Word for word, give the material below again, minus any images.

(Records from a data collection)

==================================================

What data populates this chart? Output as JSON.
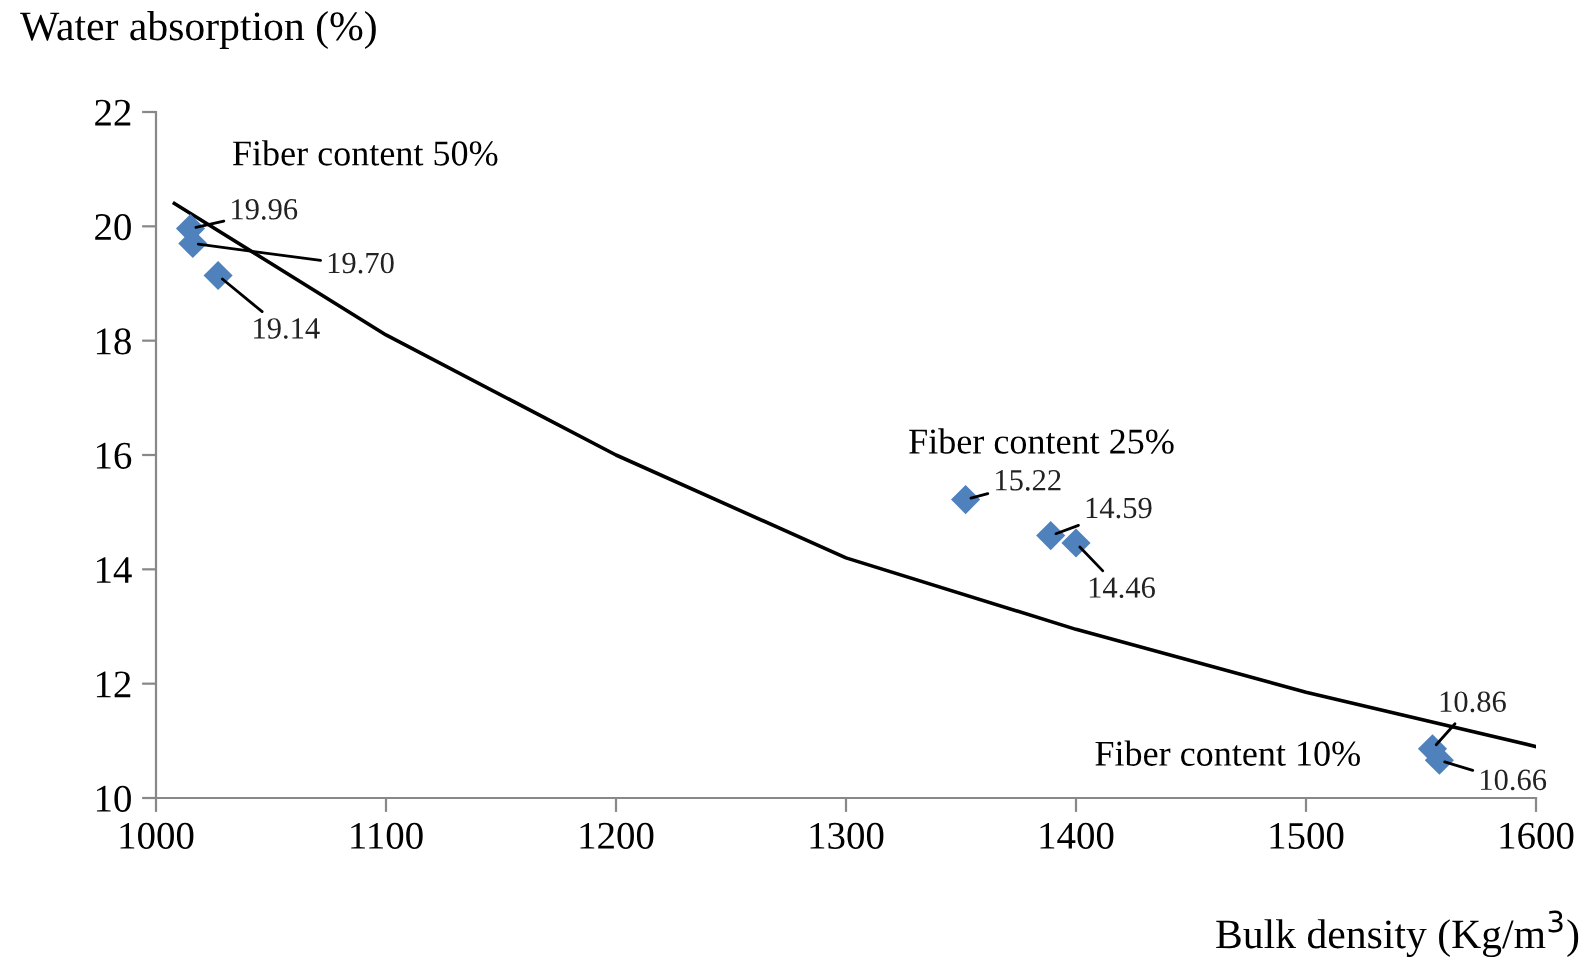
{
  "chart_data": {
    "type": "scatter",
    "xlabel": "Bulk density (Kg/m$^{3}$)",
    "ylabel": "Water absorption (%)",
    "xlim": [
      1000,
      1600
    ],
    "xticks": [
      1000,
      1100,
      1200,
      1300,
      1400,
      1500,
      1600
    ],
    "ylim": [
      10,
      22
    ],
    "yticks": [
      10,
      12,
      14,
      16,
      18,
      20,
      22
    ],
    "grid": false,
    "series": [
      {
        "type": "scatter",
        "color": "#4f81bd",
        "marker": "diamond",
        "x": [
          1015,
          1016,
          1027,
          1352,
          1389,
          1400,
          1555,
          1558
        ],
        "values": [
          19.96,
          19.7,
          19.14,
          15.22,
          14.59,
          14.46,
          10.86,
          10.66
        ],
        "value_labels": [
          "19.96",
          "19.70",
          "19.14",
          "15.22",
          "14.59",
          "14.46",
          "10.86",
          "10.66"
        ]
      },
      {
        "type": "line",
        "color": "#000000",
        "line_style": "solid",
        "marker": "none",
        "x": [
          1008,
          1100,
          1200,
          1300,
          1400,
          1500,
          1600
        ],
        "values": [
          20.4,
          18.1,
          16.0,
          14.2,
          12.95,
          11.85,
          10.9
        ]
      }
    ],
    "annotations": [
      "Fiber content 50%",
      "Fiber content 25%",
      "Fiber content 10%"
    ]
  }
}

==================================================

- REPLY TO THE TASK -
What data populates this chart? Output as JSON.
{
  "chart_data": {
    "type": "scatter",
    "xlabel": "Bulk density (Kg/m$^{3}$)",
    "ylabel": "Water absorption (%)",
    "xlim": [
      1000,
      1600
    ],
    "xticks": [
      1000,
      1100,
      1200,
      1300,
      1400,
      1500,
      1600
    ],
    "ylim": [
      10,
      22
    ],
    "yticks": [
      10,
      12,
      14,
      16,
      18,
      20,
      22
    ],
    "grid": false,
    "series": [
      {
        "type": "scatter",
        "color": "#4f81bd",
        "marker": "diamond",
        "x": [
          1015,
          1016,
          1027,
          1352,
          1389,
          1400,
          1555,
          1558
        ],
        "values": [
          19.96,
          19.7,
          19.14,
          15.22,
          14.59,
          14.46,
          10.86,
          10.66
        ],
        "value_labels": [
          "19.96",
          "19.70",
          "19.14",
          "15.22",
          "14.59",
          "14.46",
          "10.86",
          "10.66"
        ]
      },
      {
        "type": "line",
        "color": "#000000",
        "line_style": "solid",
        "marker": "none",
        "x": [
          1008,
          1100,
          1200,
          1300,
          1400,
          1500,
          1600
        ],
        "values": [
          20.4,
          18.1,
          16.0,
          14.2,
          12.95,
          11.85,
          10.9
        ]
      }
    ],
    "annotations": [
      "Fiber content 50%",
      "Fiber content 25%",
      "Fiber content 10%"
    ]
  }
}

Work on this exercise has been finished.